Ejercicio escrito 1: Cambia "heart-icon" por "favorite-icon" en el tramo de filas que va desde el comienzo de las filas hasta la que contiene "logo[interactable]: ШИННЫЙ-МАРКЕТ НАДЕЖНОСТЬ", ambas incluidas, y reproduce ese tramo sin ninguna otra modificación.

Fragmento de lectura:
El único parámetro objetivo que puede tomarse es el de la inflación, que para fin de año prevé superar el 40 por ciento en el acumulado anual. Mientras que los salarios, acordados entre los gremios y las patronales en las negociaciones paritarias, en ningún caso llegaron a ese nivel, ya que la mayoría rondó el 30 por ciento de incremento –generalmente de aplicación escalonada- con vigencia hasta la nueva tratativa prevista para marzo de 2015.

Pero más objetivo que eso es lo que le sucede a diario a cualquier jefe de familia cuando va al almacén, al supermercado o la estación de servicios. Y se potencia a la hora de comprar ropas, calzados, regalos o bien cuando tiene que abonar la prepaga o la cuota de la escuela, en estos casos para los que tienen la posibilidad de contar con esos dos “privilegios”.

Jorge Capitanich, el hombre que llegó para cambiar la dinámica del Gobierno y que emergió, en consecuencia, como un “bautizado K” en la carrera para suceder a la presidenta, queda muy mal parado en su presente y fundamentalmente de cara a sus aspiraciones políticas.

Su arribo a la Casa Rosada, como se recordará, se dio en el marco de la necesidad de mostrar una figura con espalda para amortiguar los problemas que debía afrontar a diario el Gobierno, en momentos en que la presidenta tuvo que menguar su ritmo de actividades tras la cirugía de cráneo a la que fue sometida el año pasado.

Muy rápido de reflejos, Capitanich se posicionó por sobre otros candidatos a ocupar el rol de jefe de Gabinete, rol que para esta gestión que significaba tomar las riendas de la comunicación del Gobierno con el mundo exterior y no la coordinación interministerial y administración general, como indica la Constitución. Recordemos que ni Néstor ni Cristina consideraron nunca necesaria la reunión de Gabinete para la interacción de los ministros nacionales. Lo cierto, que con tamaña exposición pública que le llegaría con el cargo, Capitanich buscaría acomodarse en la grilla de los “presidenciables”. Ante el llamado no dudó en dejar la gobernación de Chaco para instalarse en Buenos Aires. Su rival más cercano era Sergio Urribarri, el mandatario entrerriano, que goza de muy buena relación con Cristina Fernández de Kirchner.

El jefe de Gabinete empezó con mucho ímpetu pero pronto encontró escollos. Primero acotó sus intervenciones después de que el ministro de Economía, Axel Kicillof, los desautorizó tanto a él como al titular de la Afip, Ricardo Echegaray, por los cambios en el cobro del impuesto a los Bienes Personales.

Datos del ejercicio:
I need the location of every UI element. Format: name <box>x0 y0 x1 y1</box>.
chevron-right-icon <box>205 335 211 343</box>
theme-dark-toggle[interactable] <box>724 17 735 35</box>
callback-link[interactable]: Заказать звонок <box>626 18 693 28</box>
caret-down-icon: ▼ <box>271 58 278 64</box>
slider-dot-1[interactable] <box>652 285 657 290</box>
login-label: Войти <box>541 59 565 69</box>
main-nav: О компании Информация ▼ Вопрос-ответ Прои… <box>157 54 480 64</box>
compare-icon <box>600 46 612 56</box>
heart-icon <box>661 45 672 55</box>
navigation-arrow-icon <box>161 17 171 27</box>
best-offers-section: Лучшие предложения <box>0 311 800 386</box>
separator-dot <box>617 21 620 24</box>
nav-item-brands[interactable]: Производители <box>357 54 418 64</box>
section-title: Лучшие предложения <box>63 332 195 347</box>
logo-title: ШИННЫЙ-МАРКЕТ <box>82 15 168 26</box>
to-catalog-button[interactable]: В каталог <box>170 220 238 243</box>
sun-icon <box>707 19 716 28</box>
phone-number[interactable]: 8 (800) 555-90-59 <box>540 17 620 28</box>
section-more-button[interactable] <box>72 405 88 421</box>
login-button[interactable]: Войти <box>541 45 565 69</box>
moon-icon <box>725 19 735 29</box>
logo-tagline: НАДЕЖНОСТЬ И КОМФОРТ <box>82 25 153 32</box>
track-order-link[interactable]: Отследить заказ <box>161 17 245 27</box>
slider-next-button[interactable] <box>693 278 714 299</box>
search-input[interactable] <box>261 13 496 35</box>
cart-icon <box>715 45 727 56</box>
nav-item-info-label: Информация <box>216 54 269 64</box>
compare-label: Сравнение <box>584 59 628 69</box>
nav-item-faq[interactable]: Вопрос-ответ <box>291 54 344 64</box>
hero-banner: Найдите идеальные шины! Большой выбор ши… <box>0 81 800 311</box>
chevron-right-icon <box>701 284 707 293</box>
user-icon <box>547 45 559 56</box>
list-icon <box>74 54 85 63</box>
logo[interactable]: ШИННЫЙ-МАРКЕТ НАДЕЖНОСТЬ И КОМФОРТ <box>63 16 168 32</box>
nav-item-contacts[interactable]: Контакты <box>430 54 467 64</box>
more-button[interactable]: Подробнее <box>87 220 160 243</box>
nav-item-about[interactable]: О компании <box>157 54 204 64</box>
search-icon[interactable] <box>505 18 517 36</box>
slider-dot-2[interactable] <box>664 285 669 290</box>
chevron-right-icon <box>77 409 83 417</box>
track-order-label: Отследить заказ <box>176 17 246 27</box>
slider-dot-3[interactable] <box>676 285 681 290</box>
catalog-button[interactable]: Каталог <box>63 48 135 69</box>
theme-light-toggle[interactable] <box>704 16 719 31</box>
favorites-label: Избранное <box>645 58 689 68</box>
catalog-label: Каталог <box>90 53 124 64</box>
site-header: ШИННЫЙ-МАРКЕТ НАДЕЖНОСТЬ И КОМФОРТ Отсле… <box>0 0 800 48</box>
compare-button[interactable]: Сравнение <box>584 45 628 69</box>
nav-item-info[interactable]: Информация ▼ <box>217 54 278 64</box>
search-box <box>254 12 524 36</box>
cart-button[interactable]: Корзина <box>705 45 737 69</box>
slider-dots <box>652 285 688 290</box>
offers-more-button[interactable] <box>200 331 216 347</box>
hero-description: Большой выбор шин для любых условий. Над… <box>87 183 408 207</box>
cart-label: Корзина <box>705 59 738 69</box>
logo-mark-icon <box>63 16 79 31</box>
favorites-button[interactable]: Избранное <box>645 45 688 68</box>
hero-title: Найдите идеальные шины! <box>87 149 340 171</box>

Ejercicio escrito 2:
Según el fragmento de lectura, responde por favor a estas preguntas:
(a) ¿Qué porcentaje de inflación acumulada se prevé superar para fin de año?
(b) ¿Qué gobernación dejó Capitanich para instalarse en Buenos Aires?
(c) ¿Quién es el ministro de Economía que desautorizó al jefe de Gabinete?

Respuesta correcta 1:
I need the location of every UI element. Format: name <box>x0 y0 x1 y1</box>.
chevron-right-icon <box>205 335 211 343</box>
theme-dark-toggle[interactable] <box>724 17 735 35</box>
callback-link[interactable]: Заказать звонок <box>626 18 693 28</box>
caret-down-icon: ▼ <box>271 58 278 64</box>
slider-dot-1[interactable] <box>652 285 657 290</box>
login-label: Войти <box>541 59 565 69</box>
main-nav: О компании Информация ▼ Вопрос-ответ Прои… <box>157 54 480 64</box>
compare-icon <box>600 46 612 56</box>
favorite-icon <box>661 45 672 55</box>
navigation-arrow-icon <box>161 17 171 27</box>
best-offers-section: Лучшие предложения <box>0 311 800 386</box>
separator-dot <box>617 21 620 24</box>
nav-item-brands[interactable]: Производители <box>357 54 418 64</box>
section-title: Лучшие предложения <box>63 332 195 347</box>
logo-title: ШИННЫЙ-МАРКЕТ <box>82 15 168 26</box>
to-catalog-button[interactable]: В каталог <box>170 220 238 243</box>
sun-icon <box>707 19 716 28</box>
phone-number[interactable]: 8 (800) 555-90-59 <box>540 17 620 28</box>
section-more-button[interactable] <box>72 405 88 421</box>
login-button[interactable]: Войти <box>541 45 565 69</box>
moon-icon <box>725 19 735 29</box>
logo-tagline: НАДЕЖНОСТЬ И КОМФОРТ <box>82 25 153 32</box>
track-order-link[interactable]: Отследить заказ <box>161 17 245 27</box>
slider-next-button[interactable] <box>693 278 714 299</box>
search-input[interactable] <box>261 13 496 35</box>
cart-icon <box>715 45 727 56</box>
nav-item-info-label: Информация <box>216 54 269 64</box>
compare-label: Сравнение <box>584 59 628 69</box>
nav-item-faq[interactable]: Вопрос-ответ <box>291 54 344 64</box>
hero-banner: Найдите идеальные шины! Большой выбор ши… <box>0 81 800 311</box>
chevron-right-icon <box>701 284 707 293</box>
user-icon <box>547 45 559 56</box>
list-icon <box>74 54 85 63</box>
logo[interactable]: ШИННЫЙ-МАРКЕТ НАДЕЖНОСТЬ И КОМФОРТ <box>63 16 168 32</box>

Respuesta correcta 2:
(a) El 40 por ciento.
(b) La gobernación de Chaco.
(c) Axel Kicillof.